**DESCRIPTION OF THE TASK:** State only how many lines contain the string "budou".

┌─ MATERIAL SUPPLIED

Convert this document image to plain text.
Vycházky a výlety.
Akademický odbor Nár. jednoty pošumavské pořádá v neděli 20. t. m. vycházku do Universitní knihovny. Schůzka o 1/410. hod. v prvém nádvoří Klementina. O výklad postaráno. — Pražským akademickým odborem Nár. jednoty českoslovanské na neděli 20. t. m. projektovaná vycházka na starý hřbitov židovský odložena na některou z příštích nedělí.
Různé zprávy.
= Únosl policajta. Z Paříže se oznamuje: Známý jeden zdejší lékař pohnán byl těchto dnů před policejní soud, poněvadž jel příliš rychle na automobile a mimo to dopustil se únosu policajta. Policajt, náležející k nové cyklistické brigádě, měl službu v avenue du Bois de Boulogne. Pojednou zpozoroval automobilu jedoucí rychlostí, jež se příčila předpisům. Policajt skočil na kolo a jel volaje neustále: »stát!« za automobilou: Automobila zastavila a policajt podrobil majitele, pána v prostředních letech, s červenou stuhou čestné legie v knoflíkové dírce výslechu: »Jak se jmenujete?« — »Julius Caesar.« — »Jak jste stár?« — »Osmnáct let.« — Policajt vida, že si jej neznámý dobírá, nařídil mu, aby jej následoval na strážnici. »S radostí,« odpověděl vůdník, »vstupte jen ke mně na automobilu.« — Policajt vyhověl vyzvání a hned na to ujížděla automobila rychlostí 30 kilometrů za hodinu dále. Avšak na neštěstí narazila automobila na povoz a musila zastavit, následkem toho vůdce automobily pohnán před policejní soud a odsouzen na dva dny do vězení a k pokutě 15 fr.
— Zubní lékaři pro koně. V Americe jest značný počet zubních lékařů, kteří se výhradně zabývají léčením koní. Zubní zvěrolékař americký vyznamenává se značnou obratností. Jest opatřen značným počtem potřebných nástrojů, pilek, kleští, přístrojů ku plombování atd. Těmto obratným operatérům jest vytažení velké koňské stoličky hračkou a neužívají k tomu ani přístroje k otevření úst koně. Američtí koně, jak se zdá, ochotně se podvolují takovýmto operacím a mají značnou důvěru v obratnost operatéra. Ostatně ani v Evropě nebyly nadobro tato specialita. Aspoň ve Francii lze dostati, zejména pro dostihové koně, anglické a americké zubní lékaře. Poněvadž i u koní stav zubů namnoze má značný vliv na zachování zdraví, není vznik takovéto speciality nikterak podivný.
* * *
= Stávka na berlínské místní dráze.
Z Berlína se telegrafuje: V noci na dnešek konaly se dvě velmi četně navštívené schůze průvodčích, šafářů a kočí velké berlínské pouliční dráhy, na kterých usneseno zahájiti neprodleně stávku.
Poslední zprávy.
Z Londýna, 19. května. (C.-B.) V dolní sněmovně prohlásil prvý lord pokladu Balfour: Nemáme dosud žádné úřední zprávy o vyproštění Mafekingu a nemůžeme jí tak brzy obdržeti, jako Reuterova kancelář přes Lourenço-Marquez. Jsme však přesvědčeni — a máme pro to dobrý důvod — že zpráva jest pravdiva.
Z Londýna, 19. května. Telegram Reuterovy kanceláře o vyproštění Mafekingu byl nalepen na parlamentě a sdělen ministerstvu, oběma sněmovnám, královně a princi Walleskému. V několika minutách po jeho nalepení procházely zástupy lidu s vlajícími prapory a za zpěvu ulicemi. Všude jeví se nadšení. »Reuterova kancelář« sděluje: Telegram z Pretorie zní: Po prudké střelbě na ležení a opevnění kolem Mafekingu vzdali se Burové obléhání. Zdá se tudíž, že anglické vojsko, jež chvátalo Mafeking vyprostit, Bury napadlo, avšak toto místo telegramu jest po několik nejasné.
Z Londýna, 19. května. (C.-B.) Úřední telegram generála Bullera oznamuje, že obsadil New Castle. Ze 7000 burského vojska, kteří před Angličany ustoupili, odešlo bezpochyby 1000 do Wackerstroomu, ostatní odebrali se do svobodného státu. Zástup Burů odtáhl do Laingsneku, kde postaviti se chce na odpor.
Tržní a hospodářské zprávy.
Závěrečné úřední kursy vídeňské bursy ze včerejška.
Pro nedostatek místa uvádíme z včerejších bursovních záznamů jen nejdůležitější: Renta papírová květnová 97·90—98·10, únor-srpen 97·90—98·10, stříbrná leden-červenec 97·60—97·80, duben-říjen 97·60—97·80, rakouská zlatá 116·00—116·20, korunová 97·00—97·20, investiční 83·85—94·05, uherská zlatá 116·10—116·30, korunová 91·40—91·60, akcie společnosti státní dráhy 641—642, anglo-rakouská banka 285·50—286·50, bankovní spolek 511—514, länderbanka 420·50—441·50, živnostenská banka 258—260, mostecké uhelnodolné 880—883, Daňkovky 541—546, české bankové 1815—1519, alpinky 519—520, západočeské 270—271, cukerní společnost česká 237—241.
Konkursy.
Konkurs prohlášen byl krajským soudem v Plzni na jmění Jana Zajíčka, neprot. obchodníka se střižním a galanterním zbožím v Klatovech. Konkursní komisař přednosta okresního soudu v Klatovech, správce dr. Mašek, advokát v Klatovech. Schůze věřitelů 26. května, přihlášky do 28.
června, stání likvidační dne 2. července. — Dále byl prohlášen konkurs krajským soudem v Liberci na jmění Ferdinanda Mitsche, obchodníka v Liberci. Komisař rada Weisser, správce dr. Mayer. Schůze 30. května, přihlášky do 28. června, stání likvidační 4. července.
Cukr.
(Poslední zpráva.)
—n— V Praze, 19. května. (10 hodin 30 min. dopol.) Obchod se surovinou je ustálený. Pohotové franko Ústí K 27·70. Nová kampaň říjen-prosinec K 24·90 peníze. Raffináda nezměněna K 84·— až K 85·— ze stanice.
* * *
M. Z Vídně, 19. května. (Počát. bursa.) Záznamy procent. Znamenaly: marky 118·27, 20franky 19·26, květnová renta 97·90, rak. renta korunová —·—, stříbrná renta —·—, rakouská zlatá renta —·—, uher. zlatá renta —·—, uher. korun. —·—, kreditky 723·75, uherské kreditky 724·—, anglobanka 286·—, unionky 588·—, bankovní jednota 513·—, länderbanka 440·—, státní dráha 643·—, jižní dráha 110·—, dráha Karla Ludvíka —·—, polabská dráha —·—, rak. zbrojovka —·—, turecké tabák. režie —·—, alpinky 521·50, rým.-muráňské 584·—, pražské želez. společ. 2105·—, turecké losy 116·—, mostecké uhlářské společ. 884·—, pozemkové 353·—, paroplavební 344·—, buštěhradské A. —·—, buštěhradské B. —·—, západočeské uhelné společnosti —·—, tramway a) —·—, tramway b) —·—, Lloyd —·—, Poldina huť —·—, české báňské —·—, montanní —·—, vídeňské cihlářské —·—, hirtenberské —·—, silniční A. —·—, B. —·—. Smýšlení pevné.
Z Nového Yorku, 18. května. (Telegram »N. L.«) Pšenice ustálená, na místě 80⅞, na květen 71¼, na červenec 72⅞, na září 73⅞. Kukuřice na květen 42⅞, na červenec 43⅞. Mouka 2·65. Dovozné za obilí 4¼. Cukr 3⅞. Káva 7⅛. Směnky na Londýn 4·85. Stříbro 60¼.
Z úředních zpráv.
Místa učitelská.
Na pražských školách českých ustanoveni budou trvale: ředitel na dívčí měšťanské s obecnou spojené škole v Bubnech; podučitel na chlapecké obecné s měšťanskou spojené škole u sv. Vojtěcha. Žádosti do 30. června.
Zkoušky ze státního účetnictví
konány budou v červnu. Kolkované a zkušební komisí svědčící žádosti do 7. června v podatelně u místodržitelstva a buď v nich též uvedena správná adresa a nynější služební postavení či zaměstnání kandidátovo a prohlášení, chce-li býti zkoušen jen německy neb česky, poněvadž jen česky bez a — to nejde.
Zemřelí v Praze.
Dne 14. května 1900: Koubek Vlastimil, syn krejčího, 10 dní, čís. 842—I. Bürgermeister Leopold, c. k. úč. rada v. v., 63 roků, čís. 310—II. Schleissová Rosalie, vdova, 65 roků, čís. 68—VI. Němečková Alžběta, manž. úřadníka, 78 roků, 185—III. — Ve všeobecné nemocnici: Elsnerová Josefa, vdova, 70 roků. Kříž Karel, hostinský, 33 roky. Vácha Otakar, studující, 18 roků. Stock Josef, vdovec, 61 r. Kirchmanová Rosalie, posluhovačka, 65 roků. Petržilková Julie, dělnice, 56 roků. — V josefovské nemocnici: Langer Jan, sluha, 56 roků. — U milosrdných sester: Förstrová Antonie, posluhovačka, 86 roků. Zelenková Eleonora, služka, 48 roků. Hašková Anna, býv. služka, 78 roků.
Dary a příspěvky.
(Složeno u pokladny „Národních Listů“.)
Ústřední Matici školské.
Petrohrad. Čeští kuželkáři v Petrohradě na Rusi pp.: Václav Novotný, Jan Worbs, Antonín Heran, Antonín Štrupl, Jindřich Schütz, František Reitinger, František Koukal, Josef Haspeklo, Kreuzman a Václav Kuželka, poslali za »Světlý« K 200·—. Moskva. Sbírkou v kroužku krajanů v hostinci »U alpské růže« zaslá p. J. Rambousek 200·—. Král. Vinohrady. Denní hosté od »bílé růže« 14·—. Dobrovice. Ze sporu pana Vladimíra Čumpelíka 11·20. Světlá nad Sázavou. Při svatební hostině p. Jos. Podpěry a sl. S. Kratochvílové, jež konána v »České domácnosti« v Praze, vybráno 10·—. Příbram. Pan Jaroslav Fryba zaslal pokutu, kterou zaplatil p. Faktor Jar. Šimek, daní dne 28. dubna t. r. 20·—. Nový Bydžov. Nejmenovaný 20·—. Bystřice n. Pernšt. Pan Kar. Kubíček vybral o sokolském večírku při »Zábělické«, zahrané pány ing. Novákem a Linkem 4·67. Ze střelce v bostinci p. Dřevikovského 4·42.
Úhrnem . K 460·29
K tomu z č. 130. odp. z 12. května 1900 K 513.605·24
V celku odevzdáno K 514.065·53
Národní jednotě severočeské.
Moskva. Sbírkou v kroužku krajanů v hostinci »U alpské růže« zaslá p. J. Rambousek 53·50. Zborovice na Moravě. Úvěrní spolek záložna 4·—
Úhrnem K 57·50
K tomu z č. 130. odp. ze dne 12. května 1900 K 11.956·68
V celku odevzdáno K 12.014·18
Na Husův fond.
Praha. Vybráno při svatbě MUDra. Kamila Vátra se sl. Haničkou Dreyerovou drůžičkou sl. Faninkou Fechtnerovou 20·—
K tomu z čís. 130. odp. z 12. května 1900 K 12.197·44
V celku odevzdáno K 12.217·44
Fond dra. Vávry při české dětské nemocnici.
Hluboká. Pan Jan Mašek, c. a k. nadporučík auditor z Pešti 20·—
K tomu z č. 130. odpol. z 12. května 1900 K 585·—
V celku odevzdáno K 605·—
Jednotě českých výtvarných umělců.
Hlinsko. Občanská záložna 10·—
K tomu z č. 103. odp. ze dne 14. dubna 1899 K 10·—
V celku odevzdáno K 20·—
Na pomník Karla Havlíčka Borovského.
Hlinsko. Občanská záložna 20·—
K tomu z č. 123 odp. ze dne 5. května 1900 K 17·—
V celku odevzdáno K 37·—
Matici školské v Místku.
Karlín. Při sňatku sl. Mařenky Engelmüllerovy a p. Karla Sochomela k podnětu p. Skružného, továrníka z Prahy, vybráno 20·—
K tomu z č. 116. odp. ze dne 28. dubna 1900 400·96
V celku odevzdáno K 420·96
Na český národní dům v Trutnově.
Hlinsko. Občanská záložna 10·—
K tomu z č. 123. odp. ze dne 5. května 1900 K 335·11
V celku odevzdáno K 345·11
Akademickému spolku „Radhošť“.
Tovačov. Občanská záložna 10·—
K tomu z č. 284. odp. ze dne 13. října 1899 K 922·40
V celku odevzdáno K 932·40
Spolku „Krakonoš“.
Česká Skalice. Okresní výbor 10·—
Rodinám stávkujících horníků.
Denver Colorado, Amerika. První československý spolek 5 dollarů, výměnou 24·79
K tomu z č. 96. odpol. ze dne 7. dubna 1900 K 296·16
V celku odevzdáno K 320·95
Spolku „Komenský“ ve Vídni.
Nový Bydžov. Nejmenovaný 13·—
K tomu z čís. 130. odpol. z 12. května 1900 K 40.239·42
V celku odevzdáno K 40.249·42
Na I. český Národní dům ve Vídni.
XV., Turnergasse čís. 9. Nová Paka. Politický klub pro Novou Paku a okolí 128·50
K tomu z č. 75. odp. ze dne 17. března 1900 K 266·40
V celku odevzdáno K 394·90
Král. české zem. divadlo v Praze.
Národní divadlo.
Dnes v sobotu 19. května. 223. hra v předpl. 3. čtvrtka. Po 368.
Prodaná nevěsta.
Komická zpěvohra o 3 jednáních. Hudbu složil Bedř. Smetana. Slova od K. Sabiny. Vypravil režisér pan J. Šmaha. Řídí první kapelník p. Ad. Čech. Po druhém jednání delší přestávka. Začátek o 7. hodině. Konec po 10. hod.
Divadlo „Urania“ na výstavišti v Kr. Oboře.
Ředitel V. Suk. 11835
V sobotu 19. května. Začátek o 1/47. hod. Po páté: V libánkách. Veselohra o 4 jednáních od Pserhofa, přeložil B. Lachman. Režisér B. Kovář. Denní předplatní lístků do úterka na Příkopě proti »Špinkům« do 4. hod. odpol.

└─

**COMPLETED EXERCISE:** 2